_Records supplied_:
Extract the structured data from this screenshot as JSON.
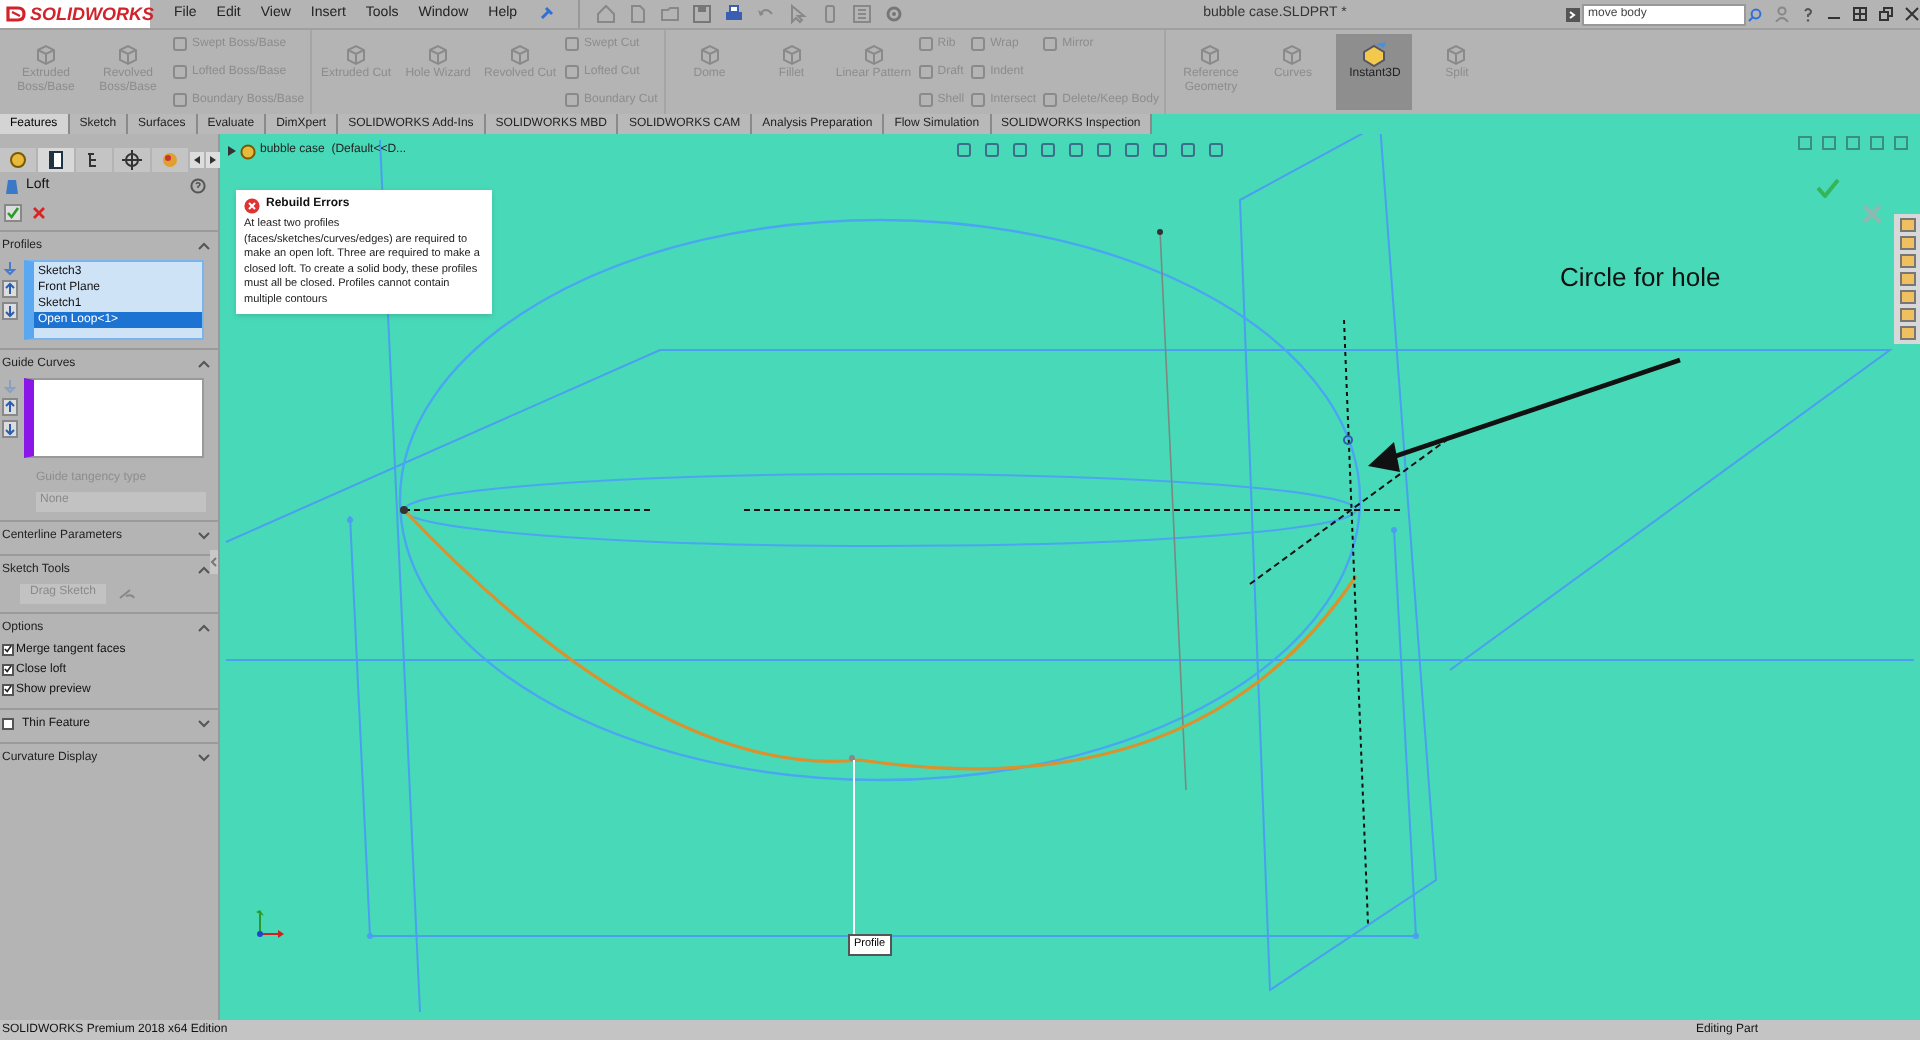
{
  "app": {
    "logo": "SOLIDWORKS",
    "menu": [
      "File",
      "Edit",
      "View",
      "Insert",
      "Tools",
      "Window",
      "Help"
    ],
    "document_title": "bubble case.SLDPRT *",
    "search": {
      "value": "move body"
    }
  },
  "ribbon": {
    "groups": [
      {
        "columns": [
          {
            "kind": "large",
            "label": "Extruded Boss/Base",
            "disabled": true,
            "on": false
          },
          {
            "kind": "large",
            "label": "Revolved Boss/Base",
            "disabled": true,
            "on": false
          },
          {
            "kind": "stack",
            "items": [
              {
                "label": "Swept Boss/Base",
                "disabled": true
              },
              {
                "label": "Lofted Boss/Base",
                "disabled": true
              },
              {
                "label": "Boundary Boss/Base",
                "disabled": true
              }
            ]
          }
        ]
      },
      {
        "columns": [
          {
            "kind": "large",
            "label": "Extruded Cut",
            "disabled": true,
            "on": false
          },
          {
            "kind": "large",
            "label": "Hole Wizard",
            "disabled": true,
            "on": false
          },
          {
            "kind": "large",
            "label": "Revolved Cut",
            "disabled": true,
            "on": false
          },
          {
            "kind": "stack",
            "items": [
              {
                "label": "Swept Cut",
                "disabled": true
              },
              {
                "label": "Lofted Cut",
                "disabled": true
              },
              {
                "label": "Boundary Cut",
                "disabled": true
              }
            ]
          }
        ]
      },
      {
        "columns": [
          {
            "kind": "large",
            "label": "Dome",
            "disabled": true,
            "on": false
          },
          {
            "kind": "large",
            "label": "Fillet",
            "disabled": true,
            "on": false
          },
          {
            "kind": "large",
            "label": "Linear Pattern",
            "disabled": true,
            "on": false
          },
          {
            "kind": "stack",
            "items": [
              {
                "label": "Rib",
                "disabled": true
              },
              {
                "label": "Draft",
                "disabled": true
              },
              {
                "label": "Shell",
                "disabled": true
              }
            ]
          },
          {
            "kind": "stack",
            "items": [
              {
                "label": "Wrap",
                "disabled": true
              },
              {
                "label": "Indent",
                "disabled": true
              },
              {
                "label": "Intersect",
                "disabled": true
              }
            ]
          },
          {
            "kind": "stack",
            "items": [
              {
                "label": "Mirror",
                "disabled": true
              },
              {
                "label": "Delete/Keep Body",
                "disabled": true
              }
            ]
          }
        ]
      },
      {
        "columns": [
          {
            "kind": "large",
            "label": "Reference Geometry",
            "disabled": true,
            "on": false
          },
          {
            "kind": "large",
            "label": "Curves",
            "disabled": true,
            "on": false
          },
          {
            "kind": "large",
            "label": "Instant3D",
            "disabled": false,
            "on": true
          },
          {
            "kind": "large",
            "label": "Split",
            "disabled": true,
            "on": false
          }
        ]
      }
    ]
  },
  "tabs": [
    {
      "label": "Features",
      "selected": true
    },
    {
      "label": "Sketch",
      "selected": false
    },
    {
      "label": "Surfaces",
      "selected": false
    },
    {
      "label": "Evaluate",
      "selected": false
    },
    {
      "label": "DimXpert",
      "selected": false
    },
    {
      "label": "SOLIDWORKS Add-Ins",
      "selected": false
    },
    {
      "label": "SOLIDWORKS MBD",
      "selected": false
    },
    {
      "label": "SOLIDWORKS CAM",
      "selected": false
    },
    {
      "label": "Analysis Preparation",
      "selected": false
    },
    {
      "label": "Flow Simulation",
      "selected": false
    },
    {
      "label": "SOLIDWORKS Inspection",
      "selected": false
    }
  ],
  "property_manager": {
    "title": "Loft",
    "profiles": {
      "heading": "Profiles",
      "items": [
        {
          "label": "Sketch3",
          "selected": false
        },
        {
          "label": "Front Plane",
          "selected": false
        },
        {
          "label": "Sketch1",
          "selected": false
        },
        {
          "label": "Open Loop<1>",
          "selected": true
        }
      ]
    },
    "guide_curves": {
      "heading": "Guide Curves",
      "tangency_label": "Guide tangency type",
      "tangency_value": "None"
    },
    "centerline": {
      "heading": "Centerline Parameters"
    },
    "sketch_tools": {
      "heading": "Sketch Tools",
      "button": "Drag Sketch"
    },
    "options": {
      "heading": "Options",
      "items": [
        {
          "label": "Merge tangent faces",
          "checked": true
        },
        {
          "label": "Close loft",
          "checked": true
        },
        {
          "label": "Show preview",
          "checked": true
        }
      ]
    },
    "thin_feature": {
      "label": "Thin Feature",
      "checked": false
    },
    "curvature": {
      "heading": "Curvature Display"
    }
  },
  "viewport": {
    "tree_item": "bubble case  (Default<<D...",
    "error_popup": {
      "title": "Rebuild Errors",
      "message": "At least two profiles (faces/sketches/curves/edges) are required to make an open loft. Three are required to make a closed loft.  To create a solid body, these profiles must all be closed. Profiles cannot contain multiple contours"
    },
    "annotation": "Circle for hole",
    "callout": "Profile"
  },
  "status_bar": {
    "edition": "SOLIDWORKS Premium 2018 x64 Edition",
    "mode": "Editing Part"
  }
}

_Set task_: Write down every line of the data above that includes the string "Base".

_Worked answer_:
            "label": "Extruded Boss/Base",
            "label": "Revolved Boss/Base",
                "label": "Swept Boss/Base",
                "label": "Lofted Boss/Base",
                "label": "Boundary Boss/Base",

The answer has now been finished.